• Problem details: Lines that include the word "dxuc" are the ones to copy.

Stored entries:

⁂

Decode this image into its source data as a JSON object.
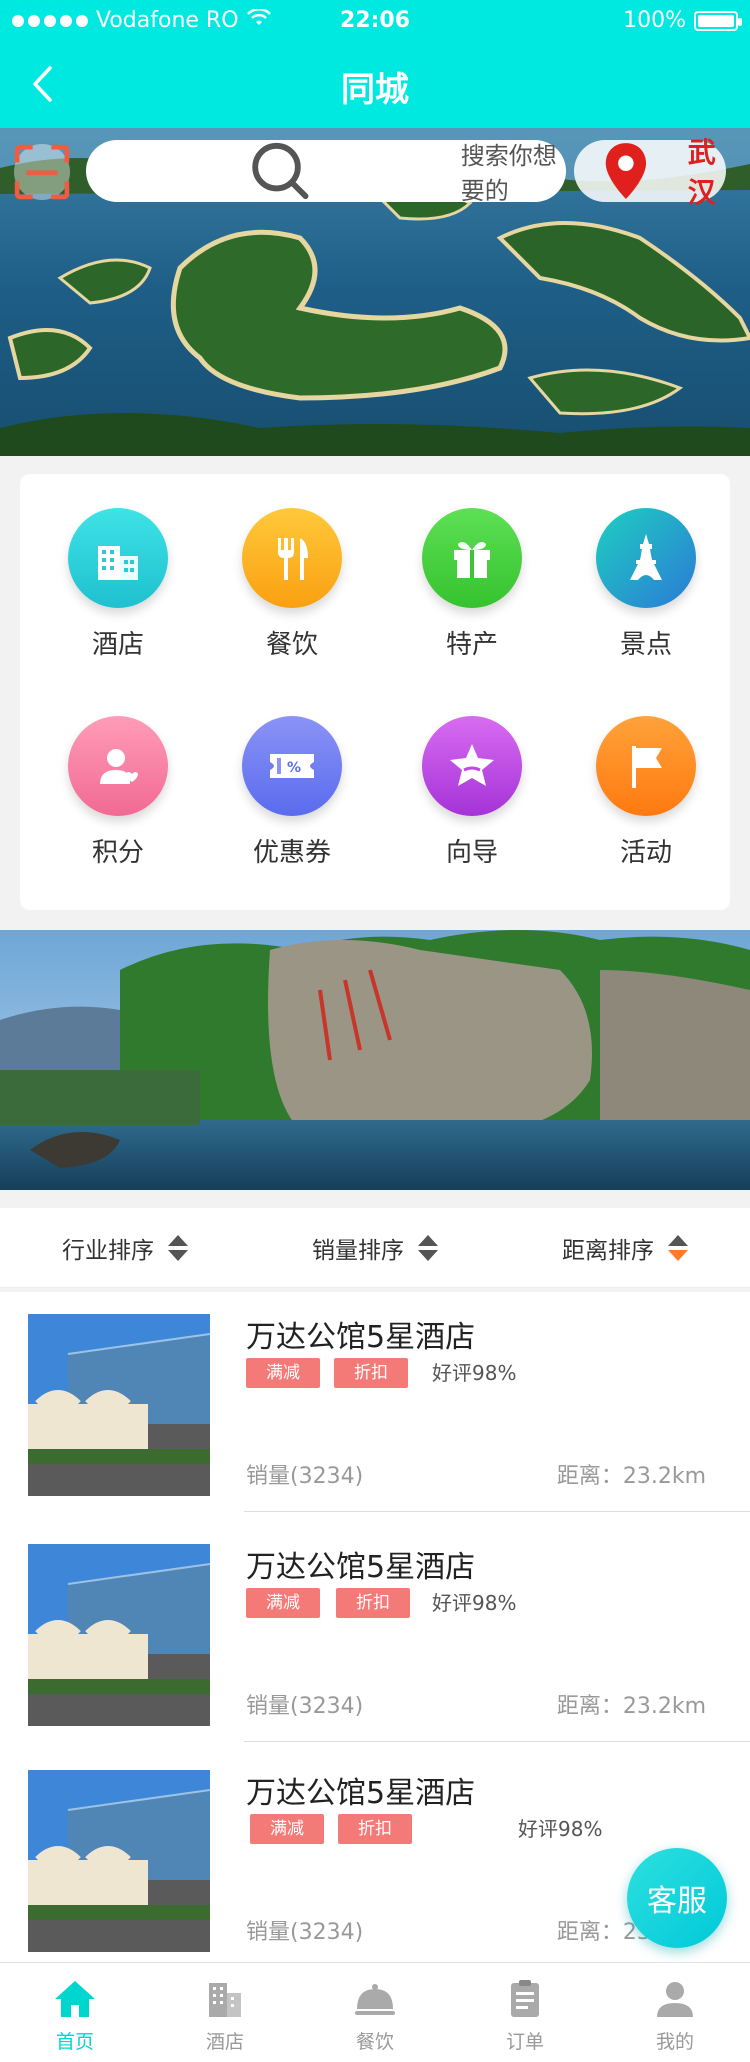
{
  "status": {
    "carrier": "Vodafone RO",
    "time": "22:06",
    "battery": "100%"
  },
  "nav": {
    "title": "同城"
  },
  "search": {
    "placeholder": "搜索你想要的",
    "city": "武汉"
  },
  "categories": [
    {
      "label": "酒店",
      "icon": "hotel-icon",
      "color": "#2cd4d8"
    },
    {
      "label": "餐饮",
      "icon": "dining-icon",
      "color": "#fdb017"
    },
    {
      "label": "特产",
      "icon": "gift-icon",
      "color": "#46d240"
    },
    {
      "label": "景点",
      "icon": "tower-icon",
      "color": "#1e9fe0"
    },
    {
      "label": "积分",
      "icon": "points-icon",
      "color": "#f67fa3"
    },
    {
      "label": "优惠券",
      "icon": "coupon-icon",
      "color": "#6a7cf2"
    },
    {
      "label": "向导",
      "icon": "guide-star-icon",
      "color": "#c04ae6"
    },
    {
      "label": "活动",
      "icon": "flag-icon",
      "color": "#ff8b1a"
    }
  ],
  "sort": {
    "industry": "行业排序",
    "sales": "销量排序",
    "distance": "距离排序",
    "active_color": "#ff7a2a"
  },
  "items": [
    {
      "title": "万达公馆5星酒店",
      "tags": [
        "满减",
        "折扣"
      ],
      "rating": "好评98%",
      "sales": "销量(3234)",
      "distance": "距离：23.2km"
    },
    {
      "title": "万达公馆5星酒店",
      "tags": [
        "满减",
        "折扣"
      ],
      "rating": "好评98%",
      "sales": "销量(3234)",
      "distance": "距离：23.2km"
    },
    {
      "title": "万达公馆5星酒店",
      "tags": [
        "满减",
        "折扣"
      ],
      "rating": "好评98%",
      "sales": "销量(3234)",
      "distance": "距离：23.2km"
    }
  ],
  "float_button": {
    "label": "客服"
  },
  "tabs": [
    {
      "label": "首页",
      "icon": "home-icon"
    },
    {
      "label": "酒店",
      "icon": "building-icon"
    },
    {
      "label": "餐饮",
      "icon": "cloche-icon"
    },
    {
      "label": "订单",
      "icon": "clipboard-icon"
    },
    {
      "label": "我的",
      "icon": "user-icon"
    }
  ],
  "colors": {
    "primary": "#00e9e1",
    "tag": "#f47a77",
    "tab_active": "#00d6d0"
  }
}
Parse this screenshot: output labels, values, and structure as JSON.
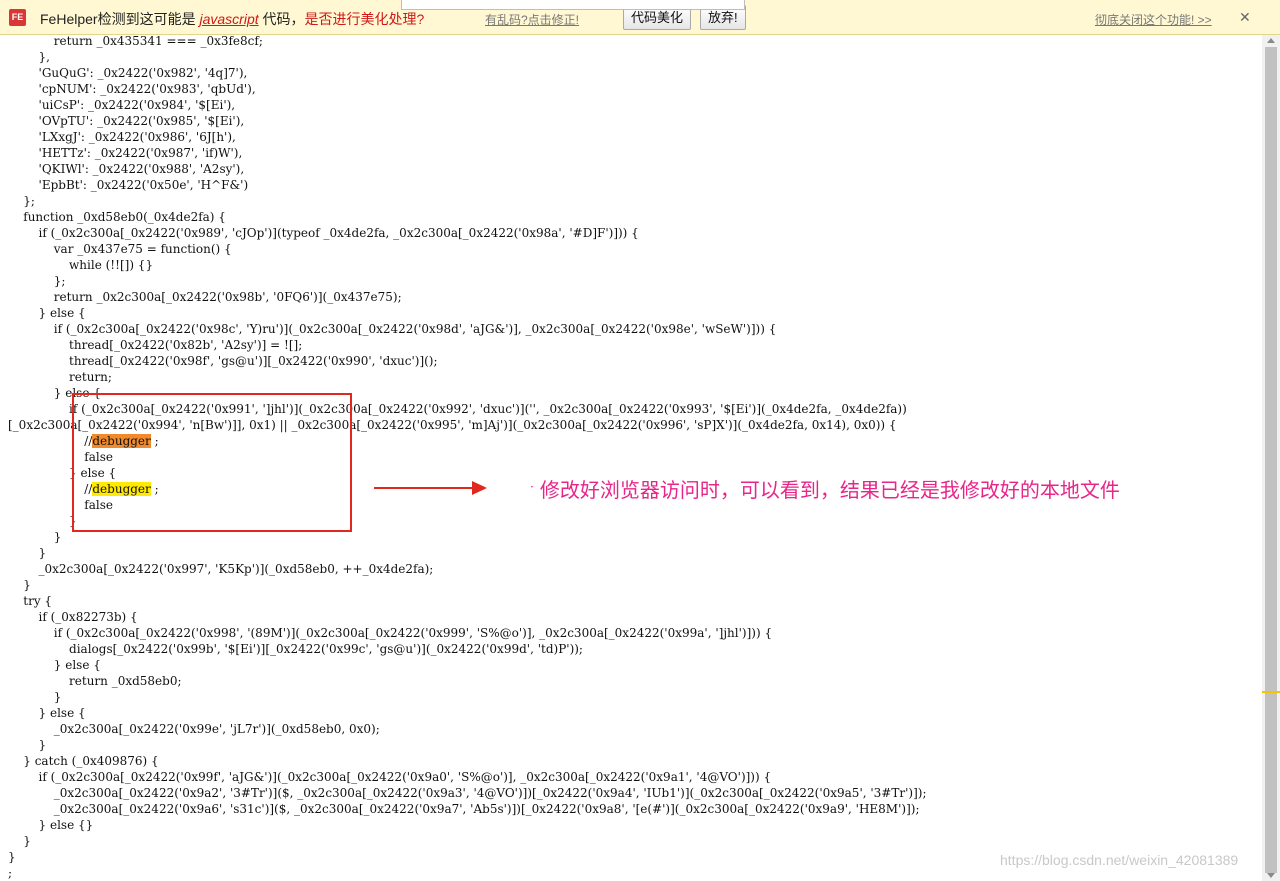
{
  "notification_bar": {
    "logo": "FE",
    "message_prefix": "FeHelper检测到这可能是",
    "language": "javascript",
    "message_mid": "代码，",
    "message_question": "是否进行美化处理?",
    "fix_garbled_link": "有乱码?点击修正!",
    "beautify_button": "代码美化",
    "dismiss_button": "放弃!",
    "disable_link": "彻底关闭这个功能! >>",
    "close_icon": "close-icon",
    "accent_color": "#d01818"
  },
  "code_lines": [
    "            return _0x435341 === _0x3fe8cf;",
    "        },",
    "        'GuQuG': _0x2422('0x982', '4q]7'),",
    "        'cpNUM': _0x2422('0x983', 'qbUd'),",
    "        'uiCsP': _0x2422('0x984', '$[Ei'),",
    "        'OVpTU': _0x2422('0x985', '$[Ei'),",
    "        'LXxgJ': _0x2422('0x986', '6J[h'),",
    "        'HETTz': _0x2422('0x987', 'if)W'),",
    "        'QKIWl': _0x2422('0x988', 'A2sy'),",
    "        'EpbBt': _0x2422('0x50e', 'H^F&')",
    "    };",
    "    function _0xd58eb0(_0x4de2fa) {",
    "        if (_0x2c300a[_0x2422('0x989', 'cJOp')](typeof _0x4de2fa, _0x2c300a[_0x2422('0x98a', '#D]F')])) {",
    "            var _0x437e75 = function() {",
    "                while (!![]) {}",
    "            };",
    "            return _0x2c300a[_0x2422('0x98b', '0FQ6')](_0x437e75);",
    "        } else {",
    "            if (_0x2c300a[_0x2422('0x98c', 'Y)ru')](_0x2c300a[_0x2422('0x98d', 'aJG&')], _0x2c300a[_0x2422('0x98e', 'wSeW')])) {",
    "                thread[_0x2422('0x82b', 'A2sy')] = ![];",
    "                thread[_0x2422('0x98f', 'gs@u')][_0x2422('0x990', 'dxuc')]();",
    "                return;",
    "            } else {",
    "                if (_0x2c300a[_0x2422('0x991', ']jhl')](_0x2c300a[_0x2422('0x992', 'dxuc')]('', _0x2c300a[_0x2422('0x993', '$[Ei')](_0x4de2fa, _0x4de2fa))",
    "[_0x2c300a[_0x2422('0x994', 'n[Bw')]], 0x1) || _0x2c300a[_0x2422('0x995', 'm]Aj')](_0x2c300a[_0x2422('0x996', 'sP]X')](_0x4de2fa, 0x14), 0x0)) {",
    "                    //debugger ;",
    "                    false",
    "                } else {",
    "                    //debugger ;",
    "                    false",
    "                }",
    "            }",
    "        }",
    "        _0x2c300a[_0x2422('0x997', 'K5Kp')](_0xd58eb0, ++_0x4de2fa);",
    "    }",
    "    try {",
    "        if (_0x82273b) {",
    "            if (_0x2c300a[_0x2422('0x998', '(89M')](_0x2c300a[_0x2422('0x999', 'S%@o')], _0x2c300a[_0x2422('0x99a', ']jhl')])) {",
    "                dialogs[_0x2422('0x99b', '$[Ei')][_0x2422('0x99c', 'gs@u')](_0x2422('0x99d', 'td)P'));",
    "            } else {",
    "                return _0xd58eb0;",
    "            }",
    "        } else {",
    "            _0x2c300a[_0x2422('0x99e', 'jL7r')](_0xd58eb0, 0x0);",
    "        }",
    "    } catch (_0x409876) {",
    "        if (_0x2c300a[_0x2422('0x99f', 'aJG&')](_0x2c300a[_0x2422('0x9a0', 'S%@o')], _0x2c300a[_0x2422('0x9a1', '4@VO')])) {",
    "            _0x2c300a[_0x2422('0x9a2', '3#Tr')]($, _0x2c300a[_0x2422('0x9a3', '4@VO')])[_0x2422('0x9a4', 'IUb1')](_0x2c300a[_0x2422('0x9a5', '3#Tr')]);",
    "            _0x2c300a[_0x2422('0x9a6', 's31c')]($, _0x2c300a[_0x2422('0x9a7', 'Ab5s')])[_0x2422('0x9a8', '[e(#')](_0x2c300a[_0x2422('0x9a9', 'HE8M')]);",
    "        } else {}",
    "    }",
    "}",
    ";"
  ],
  "highlights": {
    "debugger_word": "debugger",
    "first_color": "#f08a2c",
    "second_color": "#ffea00"
  },
  "annotation": {
    "text": "修改好浏览器访问时，可以看到，结果已经是我修改好的本地文件",
    "box_color": "#e0281e",
    "text_color": "#e8268a"
  },
  "watermark": "https://blog.csdn.net/weixin_42081389"
}
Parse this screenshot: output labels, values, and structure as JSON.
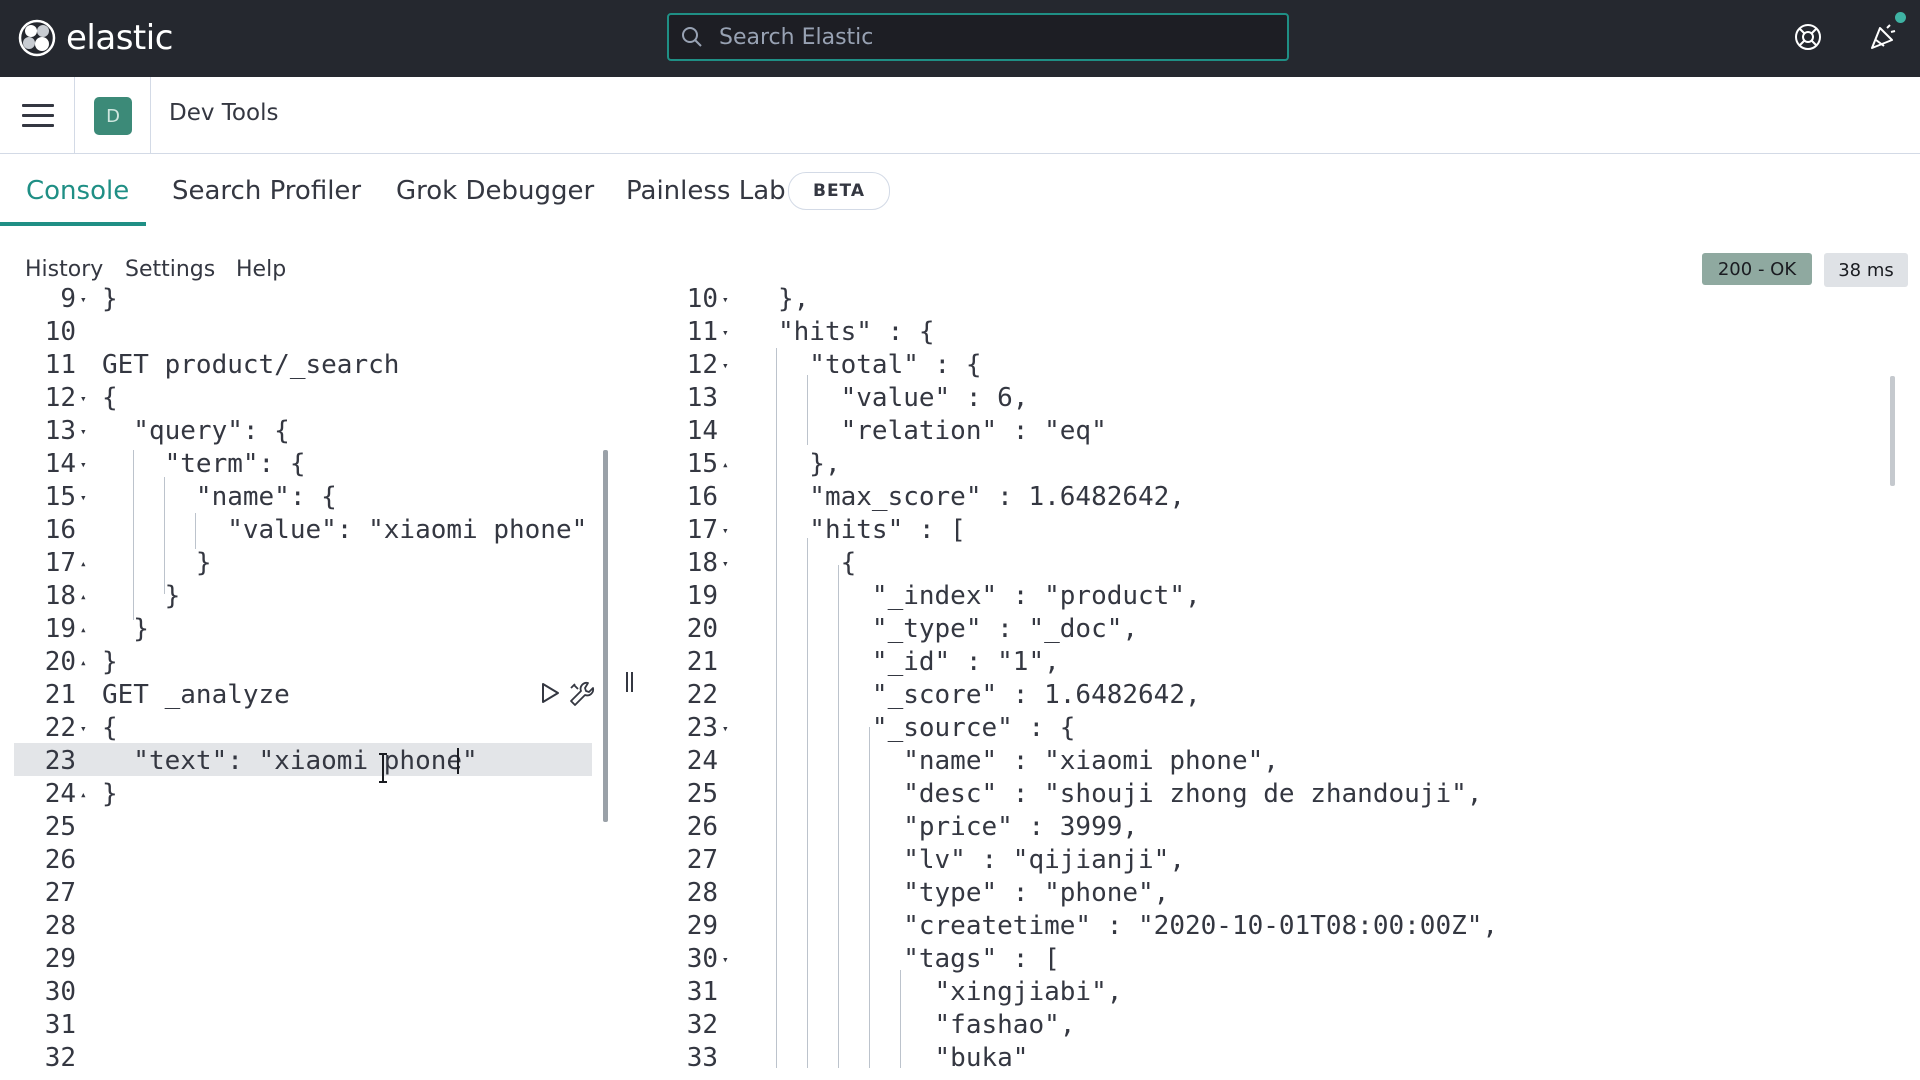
{
  "header": {
    "brand": "elastic",
    "search_placeholder": "Search Elastic"
  },
  "breadcrumb": {
    "space_initial": "D",
    "title": "Dev Tools"
  },
  "tabs": [
    {
      "label": "Console",
      "active": true
    },
    {
      "label": "Search Profiler",
      "active": false
    },
    {
      "label": "Grok Debugger",
      "active": false
    },
    {
      "label": "Painless Lab",
      "active": false
    }
  ],
  "beta_badge": "BETA",
  "console_menu": {
    "history": "History",
    "settings": "Settings",
    "help": "Help"
  },
  "response_status": {
    "status": "200 - OK",
    "time": "38 ms"
  },
  "request_editor": {
    "lines": [
      {
        "n": "9",
        "fold": "▾",
        "text": "}"
      },
      {
        "n": "10",
        "fold": "",
        "text": ""
      },
      {
        "n": "11",
        "fold": "",
        "text": "GET product/_search"
      },
      {
        "n": "12",
        "fold": "▾",
        "text": "{"
      },
      {
        "n": "13",
        "fold": "▾",
        "text": "  \"query\": {"
      },
      {
        "n": "14",
        "fold": "▾",
        "text": "    \"term\": {"
      },
      {
        "n": "15",
        "fold": "▾",
        "text": "      \"name\": {"
      },
      {
        "n": "16",
        "fold": "",
        "text": "        \"value\": \"xiaomi phone\""
      },
      {
        "n": "17",
        "fold": "▴",
        "text": "      }"
      },
      {
        "n": "18",
        "fold": "▴",
        "text": "    }"
      },
      {
        "n": "19",
        "fold": "▴",
        "text": "  }"
      },
      {
        "n": "20",
        "fold": "▴",
        "text": "}"
      },
      {
        "n": "21",
        "fold": "",
        "text": "GET _analyze"
      },
      {
        "n": "22",
        "fold": "▾",
        "text": "{"
      },
      {
        "n": "23",
        "fold": "",
        "text": "  \"text\": \"xiaomi phone\""
      },
      {
        "n": "24",
        "fold": "▴",
        "text": "}"
      },
      {
        "n": "25",
        "fold": "",
        "text": ""
      },
      {
        "n": "26",
        "fold": "",
        "text": ""
      },
      {
        "n": "27",
        "fold": "",
        "text": ""
      },
      {
        "n": "28",
        "fold": "",
        "text": ""
      },
      {
        "n": "29",
        "fold": "",
        "text": ""
      },
      {
        "n": "30",
        "fold": "",
        "text": ""
      },
      {
        "n": "31",
        "fold": "",
        "text": ""
      },
      {
        "n": "32",
        "fold": "",
        "text": ""
      }
    ]
  },
  "response_editor": {
    "lines": [
      {
        "n": "10",
        "fold": "▾",
        "text": "},"
      },
      {
        "n": "11",
        "fold": "▾",
        "text": "\"hits\" : {"
      },
      {
        "n": "12",
        "fold": "▾",
        "text": "  \"total\" : {"
      },
      {
        "n": "13",
        "fold": "",
        "text": "    \"value\" : 6,"
      },
      {
        "n": "14",
        "fold": "",
        "text": "    \"relation\" : \"eq\""
      },
      {
        "n": "15",
        "fold": "▴",
        "text": "  },"
      },
      {
        "n": "16",
        "fold": "",
        "text": "  \"max_score\" : 1.6482642,"
      },
      {
        "n": "17",
        "fold": "▾",
        "text": "  \"hits\" : ["
      },
      {
        "n": "18",
        "fold": "▾",
        "text": "    {"
      },
      {
        "n": "19",
        "fold": "",
        "text": "      \"_index\" : \"product\","
      },
      {
        "n": "20",
        "fold": "",
        "text": "      \"_type\" : \"_doc\","
      },
      {
        "n": "21",
        "fold": "",
        "text": "      \"_id\" : \"1\","
      },
      {
        "n": "22",
        "fold": "",
        "text": "      \"_score\" : 1.6482642,"
      },
      {
        "n": "23",
        "fold": "▾",
        "text": "      \"_source\" : {"
      },
      {
        "n": "24",
        "fold": "",
        "text": "        \"name\" : \"xiaomi phone\","
      },
      {
        "n": "25",
        "fold": "",
        "text": "        \"desc\" : \"shouji zhong de zhandouji\","
      },
      {
        "n": "26",
        "fold": "",
        "text": "        \"price\" : 3999,"
      },
      {
        "n": "27",
        "fold": "",
        "text": "        \"lv\" : \"qijianji\","
      },
      {
        "n": "28",
        "fold": "",
        "text": "        \"type\" : \"phone\","
      },
      {
        "n": "29",
        "fold": "",
        "text": "        \"createtime\" : \"2020-10-01T08:00:00Z\","
      },
      {
        "n": "30",
        "fold": "▾",
        "text": "        \"tags\" : ["
      },
      {
        "n": "31",
        "fold": "",
        "text": "          \"xingjiabi\","
      },
      {
        "n": "32",
        "fold": "",
        "text": "          \"fashao\","
      },
      {
        "n": "33",
        "fold": "",
        "text": "          \"buka\""
      }
    ]
  },
  "icons": {
    "logo": "elastic-logo-icon",
    "search": "search-icon",
    "help": "help-lifebuoy-icon",
    "news": "newsfeed-icon",
    "menu": "hamburger-menu-icon",
    "run": "play-icon",
    "wrench": "wrench-icon"
  },
  "colors": {
    "header_bg": "#25282f",
    "accent": "#1f8f85",
    "status_ok_bg": "#8fa9a0"
  }
}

⁂

• Task result:
    "                thread[_0x2422('0x98f', 'gs@u')][_0x2422('0x990', 'dxuc')]();",
    "                if (_0x2c300a[_0x2422('0x991', ']jhl')](_0x2c300a[_0x2422('0x992', 'dxuc')]('', _0x2c300a[_0x2422('0x993', '$[Ei')](_0x4de2fa, _0x4de2fa))",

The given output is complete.